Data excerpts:
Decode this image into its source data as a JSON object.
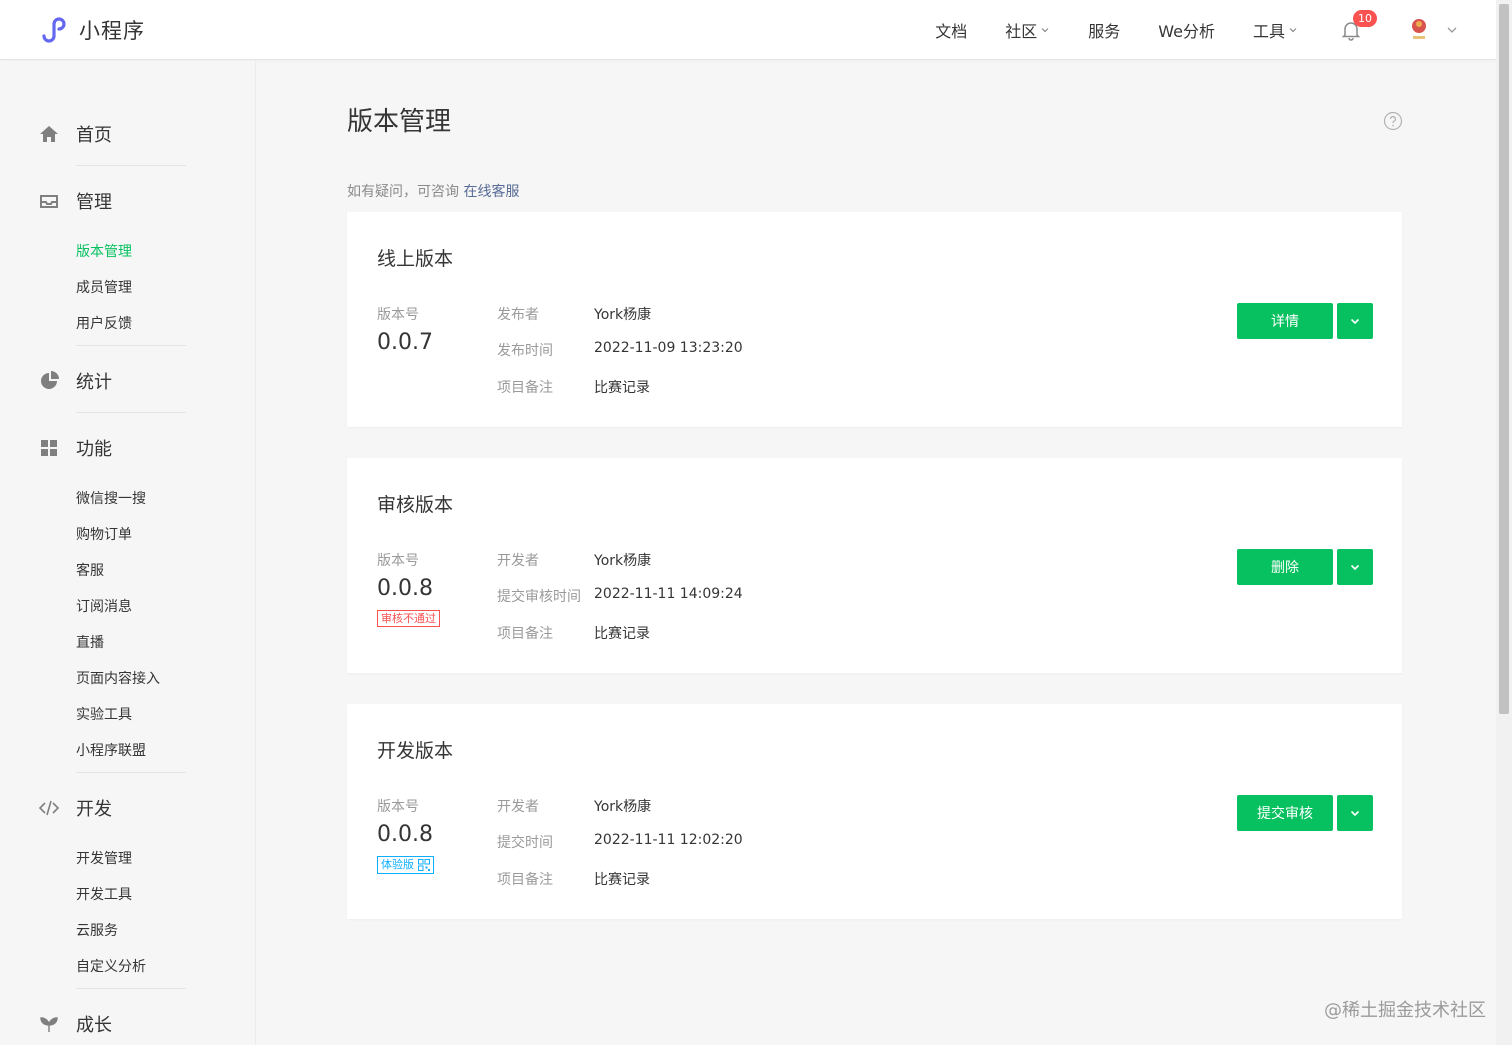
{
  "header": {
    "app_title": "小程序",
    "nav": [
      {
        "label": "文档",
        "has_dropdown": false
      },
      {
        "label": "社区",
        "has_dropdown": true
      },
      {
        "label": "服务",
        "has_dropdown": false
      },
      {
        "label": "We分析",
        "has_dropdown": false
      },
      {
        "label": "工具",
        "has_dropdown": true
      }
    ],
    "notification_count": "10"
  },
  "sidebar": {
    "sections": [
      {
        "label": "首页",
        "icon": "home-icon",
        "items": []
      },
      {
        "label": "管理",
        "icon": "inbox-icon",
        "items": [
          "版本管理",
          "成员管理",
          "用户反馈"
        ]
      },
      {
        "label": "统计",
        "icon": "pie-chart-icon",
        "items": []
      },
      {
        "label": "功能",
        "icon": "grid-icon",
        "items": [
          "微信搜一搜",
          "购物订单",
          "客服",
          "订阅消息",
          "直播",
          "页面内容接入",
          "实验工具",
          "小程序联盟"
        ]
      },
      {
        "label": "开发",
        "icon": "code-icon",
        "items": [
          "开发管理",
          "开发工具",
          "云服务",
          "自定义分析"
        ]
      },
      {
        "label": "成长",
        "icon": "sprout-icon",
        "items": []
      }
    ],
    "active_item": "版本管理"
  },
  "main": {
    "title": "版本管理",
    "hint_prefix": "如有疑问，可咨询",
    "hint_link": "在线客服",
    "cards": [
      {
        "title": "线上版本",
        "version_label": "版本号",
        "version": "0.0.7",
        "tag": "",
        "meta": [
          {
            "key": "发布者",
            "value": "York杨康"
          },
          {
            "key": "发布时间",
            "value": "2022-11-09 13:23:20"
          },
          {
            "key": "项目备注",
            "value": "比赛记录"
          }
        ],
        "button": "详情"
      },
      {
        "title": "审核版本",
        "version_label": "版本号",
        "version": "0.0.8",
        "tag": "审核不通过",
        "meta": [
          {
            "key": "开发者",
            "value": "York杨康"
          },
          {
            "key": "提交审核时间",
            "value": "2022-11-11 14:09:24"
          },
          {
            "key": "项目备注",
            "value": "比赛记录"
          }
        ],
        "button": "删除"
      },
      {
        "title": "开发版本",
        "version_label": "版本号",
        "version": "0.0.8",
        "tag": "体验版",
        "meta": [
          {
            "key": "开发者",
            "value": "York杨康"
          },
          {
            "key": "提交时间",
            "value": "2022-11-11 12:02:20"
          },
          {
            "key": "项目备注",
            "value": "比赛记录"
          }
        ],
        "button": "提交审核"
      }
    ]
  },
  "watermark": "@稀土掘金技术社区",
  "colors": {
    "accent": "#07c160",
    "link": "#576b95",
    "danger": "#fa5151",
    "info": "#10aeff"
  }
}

** Work to complete **
Print all of the records shown above exactly, leaving out each picture.

** Task output **
Decode this image into its source data as a JSON object.
{
  "header": {
    "app_title": "小程序",
    "nav": [
      {
        "label": "文档",
        "has_dropdown": false
      },
      {
        "label": "社区",
        "has_dropdown": true
      },
      {
        "label": "服务",
        "has_dropdown": false
      },
      {
        "label": "We分析",
        "has_dropdown": false
      },
      {
        "label": "工具",
        "has_dropdown": true
      }
    ],
    "notification_count": "10"
  },
  "sidebar": {
    "sections": [
      {
        "label": "首页",
        "icon": "home-icon",
        "items": []
      },
      {
        "label": "管理",
        "icon": "inbox-icon",
        "items": [
          "版本管理",
          "成员管理",
          "用户反馈"
        ]
      },
      {
        "label": "统计",
        "icon": "pie-chart-icon",
        "items": []
      },
      {
        "label": "功能",
        "icon": "grid-icon",
        "items": [
          "微信搜一搜",
          "购物订单",
          "客服",
          "订阅消息",
          "直播",
          "页面内容接入",
          "实验工具",
          "小程序联盟"
        ]
      },
      {
        "label": "开发",
        "icon": "code-icon",
        "items": [
          "开发管理",
          "开发工具",
          "云服务",
          "自定义分析"
        ]
      },
      {
        "label": "成长",
        "icon": "sprout-icon",
        "items": []
      }
    ],
    "active_item": "版本管理"
  },
  "main": {
    "title": "版本管理",
    "hint_prefix": "如有疑问，可咨询",
    "hint_link": "在线客服",
    "cards": [
      {
        "title": "线上版本",
        "version_label": "版本号",
        "version": "0.0.7",
        "tag": "",
        "meta": [
          {
            "key": "发布者",
            "value": "York杨康"
          },
          {
            "key": "发布时间",
            "value": "2022-11-09 13:23:20"
          },
          {
            "key": "项目备注",
            "value": "比赛记录"
          }
        ],
        "button": "详情"
      },
      {
        "title": "审核版本",
        "version_label": "版本号",
        "version": "0.0.8",
        "tag": "审核不通过",
        "meta": [
          {
            "key": "开发者",
            "value": "York杨康"
          },
          {
            "key": "提交审核时间",
            "value": "2022-11-11 14:09:24"
          },
          {
            "key": "项目备注",
            "value": "比赛记录"
          }
        ],
        "button": "删除"
      },
      {
        "title": "开发版本",
        "version_label": "版本号",
        "version": "0.0.8",
        "tag": "体验版",
        "meta": [
          {
            "key": "开发者",
            "value": "York杨康"
          },
          {
            "key": "提交时间",
            "value": "2022-11-11 12:02:20"
          },
          {
            "key": "项目备注",
            "value": "比赛记录"
          }
        ],
        "button": "提交审核"
      }
    ]
  },
  "watermark": "@稀土掘金技术社区",
  "colors": {
    "accent": "#07c160",
    "link": "#576b95",
    "danger": "#fa5151",
    "info": "#10aeff"
  }
}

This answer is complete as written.